## TASK REQUIREMENTS
Using the records that follow, copy every line containing the word "facilities".

## Extracts from a graphics dataset
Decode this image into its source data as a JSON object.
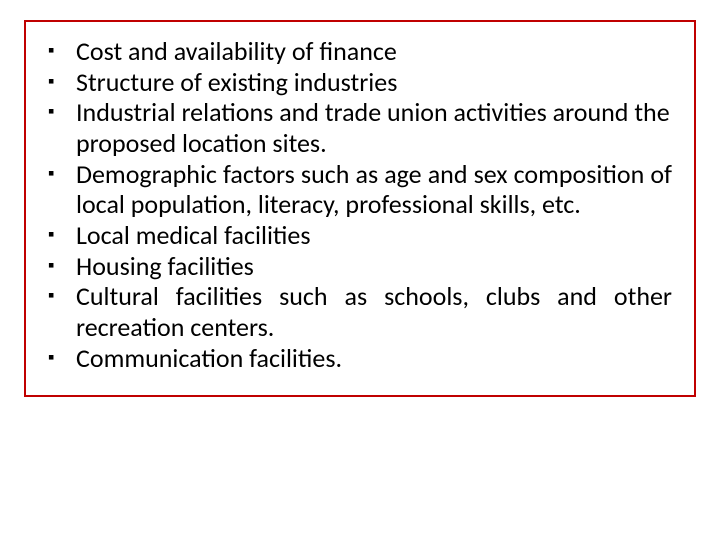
{
  "box": {
    "border_color": "#c00000",
    "background_color": "#ffffff"
  },
  "bullet": {
    "glyph": "▪"
  },
  "items": [
    {
      "text": "Cost and availability of finance",
      "justify": false
    },
    {
      "text": "Structure of existing industries",
      "justify": false
    },
    {
      "text": "Industrial relations and trade union activities around the proposed location sites.",
      "justify": false
    },
    {
      "text": "Demographic factors such as age and sex composition of local population, literacy, professional skills, etc.",
      "justify": true
    },
    {
      "text": "Local medical facilities",
      "justify": false
    },
    {
      "text": "Housing facilities",
      "justify": false
    },
    {
      "text": "Cultural facilities such as schools, clubs and other recreation centers.",
      "justify": true
    },
    {
      "text": "Communication facilities.",
      "justify": false
    }
  ]
}
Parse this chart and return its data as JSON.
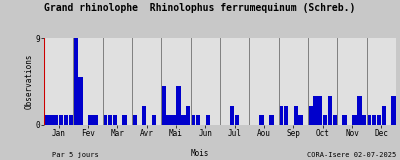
{
  "title": "Grand rhinolophe  Rhinolophus ferrumequinum (Schreb.)",
  "ylabel": "Observations",
  "xlabel": "Mois",
  "footer_left": "Par 5 jours",
  "footer_right": "CORA-Isere 02-07-2025",
  "bar_color": "#0000cc",
  "background_color": "#c8c8c8",
  "plot_bg_color": "#e0e0e0",
  "ylim": [
    0,
    9
  ],
  "month_labels": [
    "Jan",
    "Fev",
    "Mar",
    "Avr",
    "Mai",
    "Jun",
    "Jul",
    "Aou",
    "Sep",
    "Oct",
    "Nov",
    "Dec"
  ],
  "values": [
    1,
    1,
    1,
    1,
    1,
    1,
    9,
    5,
    0,
    1,
    1,
    0,
    1,
    1,
    1,
    0,
    1,
    0,
    1,
    0,
    2,
    0,
    1,
    0,
    4,
    1,
    1,
    4,
    1,
    2,
    1,
    1,
    0,
    1,
    0,
    0,
    0,
    0,
    2,
    1,
    0,
    0,
    0,
    0,
    1,
    0,
    1,
    0,
    2,
    2,
    0,
    2,
    1,
    0,
    2,
    3,
    3,
    1,
    3,
    1,
    0,
    1,
    0,
    1,
    3,
    1,
    1,
    1,
    1,
    2,
    0,
    3
  ],
  "title_fontsize": 7,
  "axis_fontsize": 5.5,
  "footer_fontsize": 5,
  "red_line_color": "#cc0000",
  "vline_color": "#808080"
}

## FINISHED TASK
      "text": "Local medical facilities",
      "text": "Housing facilities",
      "text": "Cultural facilities such as schools, clubs and other recreation centers.",
      "text": "Communication facilities.",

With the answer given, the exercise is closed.